[Records from a dataset]
══════════════════════════════

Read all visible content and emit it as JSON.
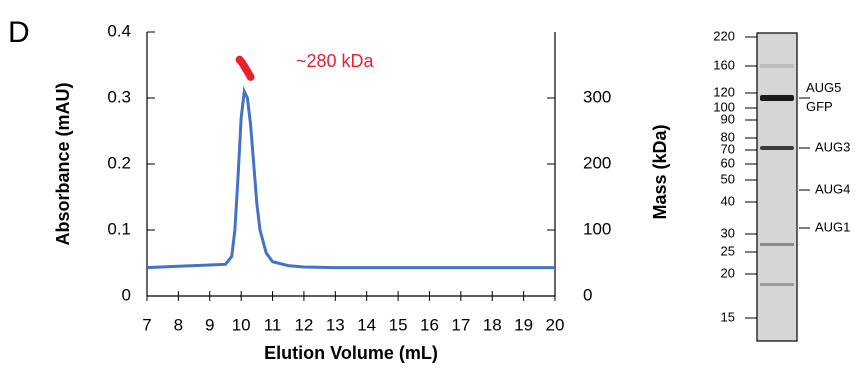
{
  "panel_label": "D",
  "chart_data": {
    "type": "line",
    "xlabel": "Elution Volume (mL)",
    "ylabel": "Absorbance (mAU)",
    "y2label": "Mass (kDa)",
    "annotation": "~280 kDa",
    "xlim": [
      7,
      20
    ],
    "xticks": [
      7,
      8,
      9,
      10,
      11,
      12,
      13,
      14,
      15,
      16,
      17,
      18,
      19,
      20
    ],
    "ylim": [
      0,
      0.4
    ],
    "yticks": [
      0,
      0.1,
      0.2,
      0.3,
      0.4
    ],
    "y2lim": [
      0,
      400
    ],
    "y2ticks": [
      0,
      100,
      200,
      300
    ],
    "series": [
      {
        "type": "line",
        "color": "#4472c4",
        "x": [
          7,
          8,
          9,
          9.5,
          9.7,
          9.8,
          9.9,
          10.0,
          10.1,
          10.2,
          10.3,
          10.4,
          10.5,
          10.6,
          10.8,
          11,
          11.5,
          12,
          13,
          15,
          20
        ],
        "values": [
          0.043,
          0.045,
          0.047,
          0.048,
          0.06,
          0.1,
          0.18,
          0.27,
          0.31,
          0.3,
          0.26,
          0.2,
          0.14,
          0.1,
          0.065,
          0.052,
          0.046,
          0.044,
          0.043,
          0.043,
          0.043
        ]
      },
      {
        "type": "scatter",
        "color": "#e8212f",
        "axis": "y2",
        "x": [
          9.95,
          10.0,
          10.05,
          10.1,
          10.15,
          10.2,
          10.25,
          10.3
        ],
        "values": [
          358,
          355,
          352,
          348,
          344,
          340,
          336,
          332
        ]
      }
    ]
  },
  "gel": {
    "markers": [
      "220",
      "160",
      "120",
      "100",
      "90",
      "80",
      "70",
      "60",
      "50",
      "40",
      "30",
      "25",
      "20",
      "15"
    ],
    "bands": [
      [
        "AUG5",
        "GFP"
      ],
      [
        "AUG3"
      ],
      [
        "AUG4"
      ],
      [
        "AUG1"
      ]
    ]
  }
}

══════════════════════════════

* [WRITTEN INSTRUCTION] Exclude the images and reproduce the remaining data exactly.

* [EXERCISE OUTPUT]
Read all visible content and emit it as JSON.
{
  "panel_label": "D",
  "chart_data": {
    "type": "line",
    "xlabel": "Elution Volume (mL)",
    "ylabel": "Absorbance (mAU)",
    "y2label": "Mass (kDa)",
    "annotation": "~280 kDa",
    "xlim": [
      7,
      20
    ],
    "xticks": [
      7,
      8,
      9,
      10,
      11,
      12,
      13,
      14,
      15,
      16,
      17,
      18,
      19,
      20
    ],
    "ylim": [
      0,
      0.4
    ],
    "yticks": [
      0,
      0.1,
      0.2,
      0.3,
      0.4
    ],
    "y2lim": [
      0,
      400
    ],
    "y2ticks": [
      0,
      100,
      200,
      300
    ],
    "series": [
      {
        "type": "line",
        "color": "#4472c4",
        "x": [
          7,
          8,
          9,
          9.5,
          9.7,
          9.8,
          9.9,
          10.0,
          10.1,
          10.2,
          10.3,
          10.4,
          10.5,
          10.6,
          10.8,
          11,
          11.5,
          12,
          13,
          15,
          20
        ],
        "values": [
          0.043,
          0.045,
          0.047,
          0.048,
          0.06,
          0.1,
          0.18,
          0.27,
          0.31,
          0.3,
          0.26,
          0.2,
          0.14,
          0.1,
          0.065,
          0.052,
          0.046,
          0.044,
          0.043,
          0.043,
          0.043
        ]
      },
      {
        "type": "scatter",
        "color": "#e8212f",
        "axis": "y2",
        "x": [
          9.95,
          10.0,
          10.05,
          10.1,
          10.15,
          10.2,
          10.25,
          10.3
        ],
        "values": [
          358,
          355,
          352,
          348,
          344,
          340,
          336,
          332
        ]
      }
    ]
  },
  "gel": {
    "markers": [
      "220",
      "160",
      "120",
      "100",
      "90",
      "80",
      "70",
      "60",
      "50",
      "40",
      "30",
      "25",
      "20",
      "15"
    ],
    "bands": [
      [
        "AUG5",
        "GFP"
      ],
      [
        "AUG3"
      ],
      [
        "AUG4"
      ],
      [
        "AUG1"
      ]
    ]
  }
}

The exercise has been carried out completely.